[Lines of data]
++++++++

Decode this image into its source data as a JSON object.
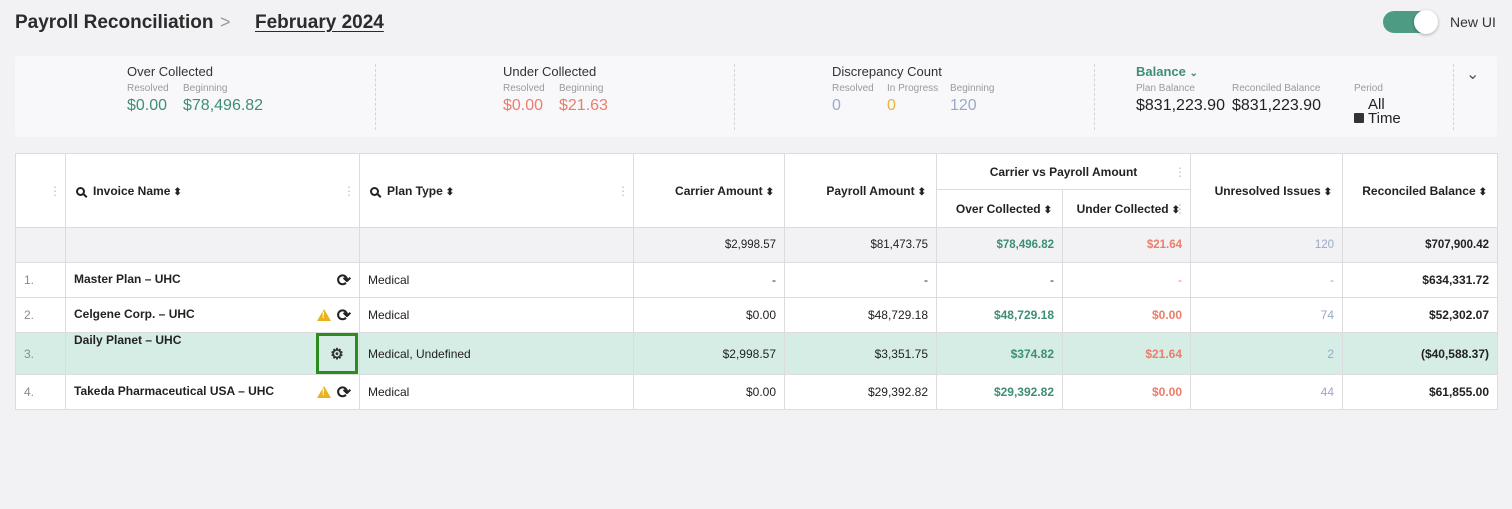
{
  "header": {
    "title": "Payroll Reconciliation",
    "chevron": ">",
    "period": "February 2024",
    "toggle_label": "New UI",
    "toggle_on": true
  },
  "summary": {
    "over_collected": {
      "title": "Over Collected",
      "resolved_label": "Resolved",
      "resolved": "$0.00",
      "beginning_label": "Beginning",
      "beginning": "$78,496.82"
    },
    "under_collected": {
      "title": "Under Collected",
      "resolved_label": "Resolved",
      "resolved": "$0.00",
      "beginning_label": "Beginning",
      "beginning": "$21.63"
    },
    "discrepancy": {
      "title": "Discrepancy Count",
      "resolved_label": "Resolved",
      "resolved": "0",
      "in_progress_label": "In Progress",
      "in_progress": "0",
      "beginning_label": "Beginning",
      "beginning": "120"
    },
    "balance": {
      "title": "Balance",
      "plan_label": "Plan Balance",
      "plan": "$831,223.90",
      "reconciled_label": "Reconciled Balance",
      "reconciled": "$831,223.90",
      "period_label": "Period",
      "period_line1": "All",
      "period_line2": "Time"
    }
  },
  "table": {
    "headers": {
      "invoice_name": "Invoice Name",
      "plan_type": "Plan Type",
      "carrier_amount": "Carrier Amount",
      "payroll_amount": "Payroll Amount",
      "group": "Carrier vs Payroll Amount",
      "over_collected": "Over Collected",
      "under_collected": "Under Collected",
      "unresolved": "Unresolved Issues",
      "reconciled": "Reconciled Balance"
    },
    "totals": {
      "carrier": "$2,998.57",
      "payroll": "$81,473.75",
      "over": "$78,496.82",
      "under": "$21.64",
      "unresolved": "120",
      "reconciled": "$707,900.42"
    },
    "rows": [
      {
        "num": "1.",
        "name": "Master Plan – UHC",
        "plan": "Medical",
        "carrier": "-",
        "payroll": "-",
        "over": "-",
        "under": "-",
        "unresolved": "-",
        "reconciled": "$634,331.72"
      },
      {
        "num": "2.",
        "name": "Celgene Corp. – UHC",
        "plan": "Medical",
        "carrier": "$0.00",
        "payroll": "$48,729.18",
        "over": "$48,729.18",
        "under": "$0.00",
        "unresolved": "74",
        "reconciled": "$52,302.07"
      },
      {
        "num": "3.",
        "name": "Daily Planet – UHC",
        "plan": "Medical, Undefined",
        "carrier": "$2,998.57",
        "payroll": "$3,351.75",
        "over": "$374.82",
        "under": "$21.64",
        "unresolved": "2",
        "reconciled": "($40,588.37)"
      },
      {
        "num": "4.",
        "name": "Takeda Pharmaceutical USA – UHC",
        "plan": "Medical",
        "carrier": "$0.00",
        "payroll": "$29,392.82",
        "over": "$29,392.82",
        "under": "$0.00",
        "unresolved": "44",
        "reconciled": "$61,855.00"
      }
    ]
  },
  "colors": {
    "accent_green": "#3e8f72",
    "red": "#ec7d6a",
    "highlight_row": "#d6ede5",
    "selection_box": "#2e8b20"
  }
}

++++++++

» **WHAT TO PRODUCE**: Replicate the material above verbatim; images stay out of the copy.

» **RESPONSE**:
Decode this image into its source data as a JSON object.
{
  "header": {
    "title": "Payroll Reconciliation",
    "chevron": ">",
    "period": "February 2024",
    "toggle_label": "New UI",
    "toggle_on": true
  },
  "summary": {
    "over_collected": {
      "title": "Over Collected",
      "resolved_label": "Resolved",
      "resolved": "$0.00",
      "beginning_label": "Beginning",
      "beginning": "$78,496.82"
    },
    "under_collected": {
      "title": "Under Collected",
      "resolved_label": "Resolved",
      "resolved": "$0.00",
      "beginning_label": "Beginning",
      "beginning": "$21.63"
    },
    "discrepancy": {
      "title": "Discrepancy Count",
      "resolved_label": "Resolved",
      "resolved": "0",
      "in_progress_label": "In Progress",
      "in_progress": "0",
      "beginning_label": "Beginning",
      "beginning": "120"
    },
    "balance": {
      "title": "Balance",
      "plan_label": "Plan Balance",
      "plan": "$831,223.90",
      "reconciled_label": "Reconciled Balance",
      "reconciled": "$831,223.90",
      "period_label": "Period",
      "period_line1": "All",
      "period_line2": "Time"
    }
  },
  "table": {
    "headers": {
      "invoice_name": "Invoice Name",
      "plan_type": "Plan Type",
      "carrier_amount": "Carrier Amount",
      "payroll_amount": "Payroll Amount",
      "group": "Carrier vs Payroll Amount",
      "over_collected": "Over Collected",
      "under_collected": "Under Collected",
      "unresolved": "Unresolved Issues",
      "reconciled": "Reconciled Balance"
    },
    "totals": {
      "carrier": "$2,998.57",
      "payroll": "$81,473.75",
      "over": "$78,496.82",
      "under": "$21.64",
      "unresolved": "120",
      "reconciled": "$707,900.42"
    },
    "rows": [
      {
        "num": "1.",
        "name": "Master Plan – UHC",
        "plan": "Medical",
        "carrier": "-",
        "payroll": "-",
        "over": "-",
        "under": "-",
        "unresolved": "-",
        "reconciled": "$634,331.72"
      },
      {
        "num": "2.",
        "name": "Celgene Corp. – UHC",
        "plan": "Medical",
        "carrier": "$0.00",
        "payroll": "$48,729.18",
        "over": "$48,729.18",
        "under": "$0.00",
        "unresolved": "74",
        "reconciled": "$52,302.07"
      },
      {
        "num": "3.",
        "name": "Daily Planet – UHC",
        "plan": "Medical, Undefined",
        "carrier": "$2,998.57",
        "payroll": "$3,351.75",
        "over": "$374.82",
        "under": "$21.64",
        "unresolved": "2",
        "reconciled": "($40,588.37)"
      },
      {
        "num": "4.",
        "name": "Takeda Pharmaceutical USA – UHC",
        "plan": "Medical",
        "carrier": "$0.00",
        "payroll": "$29,392.82",
        "over": "$29,392.82",
        "under": "$0.00",
        "unresolved": "44",
        "reconciled": "$61,855.00"
      }
    ]
  },
  "colors": {
    "accent_green": "#3e8f72",
    "red": "#ec7d6a",
    "highlight_row": "#d6ede5",
    "selection_box": "#2e8b20"
  }
}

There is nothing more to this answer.